Problem statement> Exactly reproduce all the records, keeping pictures out of the copy.
start Raw records
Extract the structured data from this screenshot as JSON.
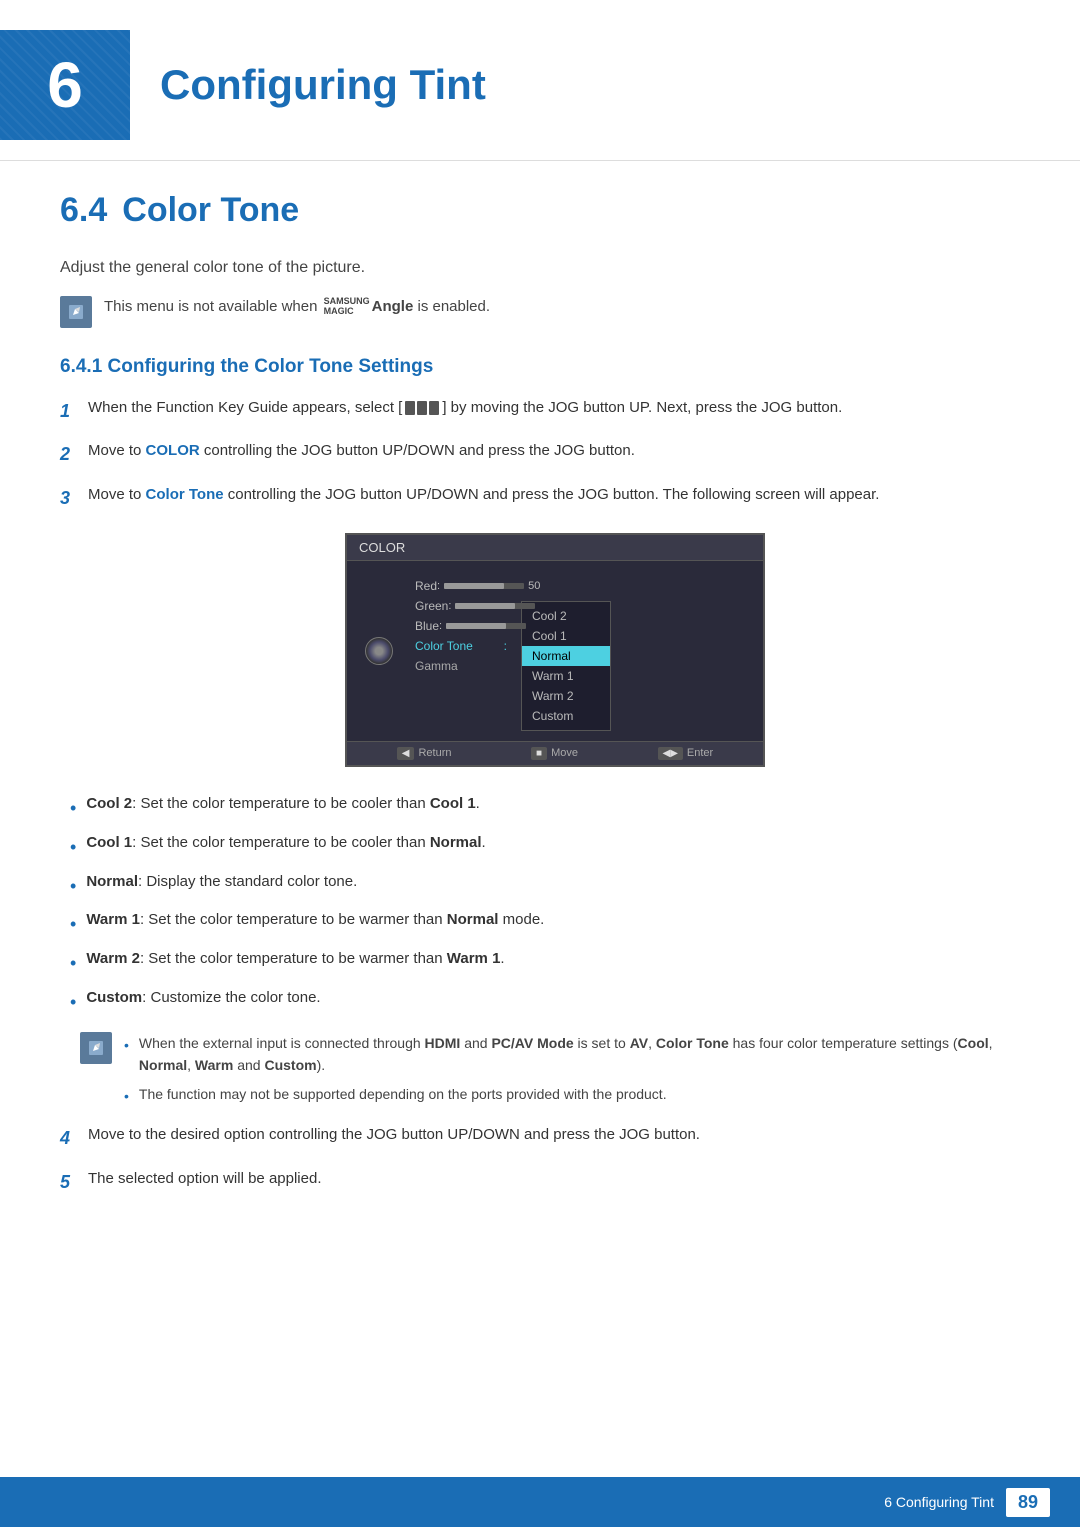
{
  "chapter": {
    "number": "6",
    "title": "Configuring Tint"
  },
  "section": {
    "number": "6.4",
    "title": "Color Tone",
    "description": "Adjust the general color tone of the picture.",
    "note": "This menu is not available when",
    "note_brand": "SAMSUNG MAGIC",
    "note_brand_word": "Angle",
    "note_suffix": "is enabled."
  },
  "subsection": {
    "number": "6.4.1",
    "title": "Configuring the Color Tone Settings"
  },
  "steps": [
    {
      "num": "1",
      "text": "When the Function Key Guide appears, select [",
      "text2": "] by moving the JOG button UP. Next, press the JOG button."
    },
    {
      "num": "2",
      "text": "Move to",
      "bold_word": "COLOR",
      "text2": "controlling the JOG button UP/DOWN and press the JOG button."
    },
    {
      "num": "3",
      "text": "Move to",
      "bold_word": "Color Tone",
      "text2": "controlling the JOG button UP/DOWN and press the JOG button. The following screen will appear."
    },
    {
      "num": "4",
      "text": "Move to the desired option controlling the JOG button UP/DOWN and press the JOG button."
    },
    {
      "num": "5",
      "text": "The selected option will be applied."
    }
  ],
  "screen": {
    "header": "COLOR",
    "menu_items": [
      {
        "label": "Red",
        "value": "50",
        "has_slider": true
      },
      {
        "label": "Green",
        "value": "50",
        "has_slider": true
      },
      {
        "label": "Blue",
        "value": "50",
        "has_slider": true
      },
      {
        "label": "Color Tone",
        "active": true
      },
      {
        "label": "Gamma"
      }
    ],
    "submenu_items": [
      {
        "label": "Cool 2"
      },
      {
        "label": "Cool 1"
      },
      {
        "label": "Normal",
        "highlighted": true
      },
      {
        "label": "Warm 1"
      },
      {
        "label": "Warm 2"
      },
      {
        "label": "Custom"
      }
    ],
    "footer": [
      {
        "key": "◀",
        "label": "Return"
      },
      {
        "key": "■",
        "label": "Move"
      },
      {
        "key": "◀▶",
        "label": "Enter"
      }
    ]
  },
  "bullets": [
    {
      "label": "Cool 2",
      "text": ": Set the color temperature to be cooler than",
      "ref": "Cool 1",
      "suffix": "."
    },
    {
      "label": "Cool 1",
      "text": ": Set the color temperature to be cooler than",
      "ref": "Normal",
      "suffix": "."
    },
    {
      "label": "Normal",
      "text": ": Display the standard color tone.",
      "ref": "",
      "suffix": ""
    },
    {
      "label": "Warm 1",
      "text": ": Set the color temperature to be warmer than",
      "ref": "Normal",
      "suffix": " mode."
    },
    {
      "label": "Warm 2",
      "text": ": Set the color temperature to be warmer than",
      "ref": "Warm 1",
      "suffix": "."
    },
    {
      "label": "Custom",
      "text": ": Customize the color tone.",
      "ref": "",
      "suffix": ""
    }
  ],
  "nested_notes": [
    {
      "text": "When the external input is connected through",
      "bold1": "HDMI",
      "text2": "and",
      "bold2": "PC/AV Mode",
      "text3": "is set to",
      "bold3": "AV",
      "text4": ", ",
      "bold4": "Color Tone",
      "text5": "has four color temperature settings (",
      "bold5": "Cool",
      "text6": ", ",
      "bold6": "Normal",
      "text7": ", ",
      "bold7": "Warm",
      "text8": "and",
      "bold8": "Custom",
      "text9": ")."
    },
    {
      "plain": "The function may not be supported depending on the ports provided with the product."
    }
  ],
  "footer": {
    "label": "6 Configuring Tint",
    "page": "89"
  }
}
end Raw records
Exercise output>
Extract the structured data from this screenshot as JSON.
{
  "chapter": {
    "number": "6",
    "title": "Configuring Tint"
  },
  "section": {
    "number": "6.4",
    "title": "Color Tone",
    "description": "Adjust the general color tone of the picture.",
    "note": "This menu is not available when",
    "note_brand": "SAMSUNG MAGIC",
    "note_brand_word": "Angle",
    "note_suffix": "is enabled."
  },
  "subsection": {
    "number": "6.4.1",
    "title": "Configuring the Color Tone Settings"
  },
  "steps": [
    {
      "num": "1",
      "text": "When the Function Key Guide appears, select [",
      "text2": "] by moving the JOG button UP. Next, press the JOG button."
    },
    {
      "num": "2",
      "text": "Move to",
      "bold_word": "COLOR",
      "text2": "controlling the JOG button UP/DOWN and press the JOG button."
    },
    {
      "num": "3",
      "text": "Move to",
      "bold_word": "Color Tone",
      "text2": "controlling the JOG button UP/DOWN and press the JOG button. The following screen will appear."
    },
    {
      "num": "4",
      "text": "Move to the desired option controlling the JOG button UP/DOWN and press the JOG button."
    },
    {
      "num": "5",
      "text": "The selected option will be applied."
    }
  ],
  "screen": {
    "header": "COLOR",
    "menu_items": [
      {
        "label": "Red",
        "value": "50",
        "has_slider": true
      },
      {
        "label": "Green",
        "value": "50",
        "has_slider": true
      },
      {
        "label": "Blue",
        "value": "50",
        "has_slider": true
      },
      {
        "label": "Color Tone",
        "active": true
      },
      {
        "label": "Gamma"
      }
    ],
    "submenu_items": [
      {
        "label": "Cool 2"
      },
      {
        "label": "Cool 1"
      },
      {
        "label": "Normal",
        "highlighted": true
      },
      {
        "label": "Warm 1"
      },
      {
        "label": "Warm 2"
      },
      {
        "label": "Custom"
      }
    ],
    "footer": [
      {
        "key": "◀",
        "label": "Return"
      },
      {
        "key": "■",
        "label": "Move"
      },
      {
        "key": "◀▶",
        "label": "Enter"
      }
    ]
  },
  "bullets": [
    {
      "label": "Cool 2",
      "text": ": Set the color temperature to be cooler than",
      "ref": "Cool 1",
      "suffix": "."
    },
    {
      "label": "Cool 1",
      "text": ": Set the color temperature to be cooler than",
      "ref": "Normal",
      "suffix": "."
    },
    {
      "label": "Normal",
      "text": ": Display the standard color tone.",
      "ref": "",
      "suffix": ""
    },
    {
      "label": "Warm 1",
      "text": ": Set the color temperature to be warmer than",
      "ref": "Normal",
      "suffix": " mode."
    },
    {
      "label": "Warm 2",
      "text": ": Set the color temperature to be warmer than",
      "ref": "Warm 1",
      "suffix": "."
    },
    {
      "label": "Custom",
      "text": ": Customize the color tone.",
      "ref": "",
      "suffix": ""
    }
  ],
  "nested_notes": [
    {
      "text": "When the external input is connected through",
      "bold1": "HDMI",
      "text2": "and",
      "bold2": "PC/AV Mode",
      "text3": "is set to",
      "bold3": "AV",
      "text4": ", ",
      "bold4": "Color Tone",
      "text5": "has four color temperature settings (",
      "bold5": "Cool",
      "text6": ", ",
      "bold6": "Normal",
      "text7": ", ",
      "bold7": "Warm",
      "text8": "and",
      "bold8": "Custom",
      "text9": ")."
    },
    {
      "plain": "The function may not be supported depending on the ports provided with the product."
    }
  ],
  "footer": {
    "label": "6 Configuring Tint",
    "page": "89"
  }
}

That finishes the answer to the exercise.